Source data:
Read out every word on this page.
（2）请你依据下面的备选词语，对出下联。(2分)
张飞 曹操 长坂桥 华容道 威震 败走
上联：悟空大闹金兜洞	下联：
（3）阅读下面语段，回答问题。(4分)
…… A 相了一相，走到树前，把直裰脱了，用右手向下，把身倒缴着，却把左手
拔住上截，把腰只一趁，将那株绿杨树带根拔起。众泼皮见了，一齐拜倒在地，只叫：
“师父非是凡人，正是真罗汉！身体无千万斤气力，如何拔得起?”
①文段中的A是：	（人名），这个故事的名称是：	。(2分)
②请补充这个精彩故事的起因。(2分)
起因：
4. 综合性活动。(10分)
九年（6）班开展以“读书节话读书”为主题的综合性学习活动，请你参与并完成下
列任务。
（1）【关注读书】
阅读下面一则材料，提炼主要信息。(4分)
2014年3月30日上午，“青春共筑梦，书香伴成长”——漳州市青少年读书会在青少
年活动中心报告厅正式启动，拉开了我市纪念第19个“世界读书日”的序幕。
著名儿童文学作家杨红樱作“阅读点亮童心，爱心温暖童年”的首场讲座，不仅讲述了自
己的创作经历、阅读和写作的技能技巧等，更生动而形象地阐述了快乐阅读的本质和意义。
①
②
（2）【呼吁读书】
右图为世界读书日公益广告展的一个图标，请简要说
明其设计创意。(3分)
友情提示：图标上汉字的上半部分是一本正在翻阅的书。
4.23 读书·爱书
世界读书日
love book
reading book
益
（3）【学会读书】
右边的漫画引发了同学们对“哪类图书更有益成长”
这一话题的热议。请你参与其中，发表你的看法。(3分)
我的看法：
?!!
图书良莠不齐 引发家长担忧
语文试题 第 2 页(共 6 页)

### What you are asked to do
Each of the records should be retyped exactly.

### Response to the exercise
Read out every word on this page.
（2）请你依据下面的备选词语，对出下联。(2分)
张飞 曹操 长坂桥 华容道 威震 败走
上联：悟空大闹金兜洞	下联：
（3）阅读下面语段，回答问题。(4分)
…… A 相了一相，走到树前，把直裰脱了，用右手向下，把身倒缴着，却把左手
拔住上截，把腰只一趁，将那株绿杨树带根拔起。众泼皮见了，一齐拜倒在地，只叫：
“师父非是凡人，正是真罗汉！身体无千万斤气力，如何拔得起?”
①文段中的A是：	（人名），这个故事的名称是：	。(2分)
②请补充这个精彩故事的起因。(2分)
起因：
4. 综合性活动。(10分)
九年（6）班开展以“读书节话读书”为主题的综合性学习活动，请你参与并完成下
列任务。
（1）【关注读书】
阅读下面一则材料，提炼主要信息。(4分)
2014年3月30日上午，“青春共筑梦，书香伴成长”——漳州市青少年读书会在青少
年活动中心报告厅正式启动，拉开了我市纪念第19个“世界读书日”的序幕。
著名儿童文学作家杨红樱作“阅读点亮童心，爱心温暖童年”的首场讲座，不仅讲述了自
己的创作经历、阅读和写作的技能技巧等，更生动而形象地阐述了快乐阅读的本质和意义。
①
②
（2）【呼吁读书】
右图为世界读书日公益广告展的一个图标，请简要说
明其设计创意。(3分)
友情提示：图标上汉字的上半部分是一本正在翻阅的书。
4.23 读书·爱书
世界读书日
love book
reading book
益
（3）【学会读书】
右边的漫画引发了同学们对“哪类图书更有益成长”
这一话题的热议。请你参与其中，发表你的看法。(3分)
我的看法：
?!!
图书良莠不齐 引发家长担忧
语文试题 第 2 页(共 6 页)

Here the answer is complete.